Items:
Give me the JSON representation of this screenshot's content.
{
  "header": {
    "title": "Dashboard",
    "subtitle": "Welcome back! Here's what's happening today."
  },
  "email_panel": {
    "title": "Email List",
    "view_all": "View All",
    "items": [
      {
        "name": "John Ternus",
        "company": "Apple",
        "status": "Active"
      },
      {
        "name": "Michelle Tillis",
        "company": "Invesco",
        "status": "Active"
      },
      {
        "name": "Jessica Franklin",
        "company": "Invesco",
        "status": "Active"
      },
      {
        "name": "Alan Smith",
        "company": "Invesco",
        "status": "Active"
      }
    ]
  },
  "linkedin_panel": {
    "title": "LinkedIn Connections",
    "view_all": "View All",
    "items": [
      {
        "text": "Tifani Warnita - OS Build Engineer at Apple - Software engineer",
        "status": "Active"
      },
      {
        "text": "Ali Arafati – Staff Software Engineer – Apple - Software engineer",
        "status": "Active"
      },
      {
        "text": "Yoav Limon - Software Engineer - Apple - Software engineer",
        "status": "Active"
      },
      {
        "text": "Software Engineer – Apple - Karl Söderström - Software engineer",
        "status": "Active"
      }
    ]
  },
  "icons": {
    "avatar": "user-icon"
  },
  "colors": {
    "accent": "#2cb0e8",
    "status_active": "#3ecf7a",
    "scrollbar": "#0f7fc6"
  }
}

Task directions:
Produce an exact copy of all the records.

Full solution:
Give me the JSON representation of this screenshot's content.
{
  "header": {
    "title": "Dashboard",
    "subtitle": "Welcome back! Here's what's happening today."
  },
  "email_panel": {
    "title": "Email List",
    "view_all": "View All",
    "items": [
      {
        "name": "John Ternus",
        "company": "Apple",
        "status": "Active"
      },
      {
        "name": "Michelle Tillis",
        "company": "Invesco",
        "status": "Active"
      },
      {
        "name": "Jessica Franklin",
        "company": "Invesco",
        "status": "Active"
      },
      {
        "name": "Alan Smith",
        "company": "Invesco",
        "status": "Active"
      }
    ]
  },
  "linkedin_panel": {
    "title": "LinkedIn Connections",
    "view_all": "View All",
    "items": [
      {
        "text": "Tifani Warnita - OS Build Engineer at Apple - Software engineer",
        "status": "Active"
      },
      {
        "text": "Ali Arafati – Staff Software Engineer – Apple - Software engineer",
        "status": "Active"
      },
      {
        "text": "Yoav Limon - Software Engineer - Apple - Software engineer",
        "status": "Active"
      },
      {
        "text": "Software Engineer – Apple - Karl Söderström - Software engineer",
        "status": "Active"
      }
    ]
  },
  "icons": {
    "avatar": "user-icon"
  },
  "colors": {
    "accent": "#2cb0e8",
    "status_active": "#3ecf7a",
    "scrollbar": "#0f7fc6"
  }
}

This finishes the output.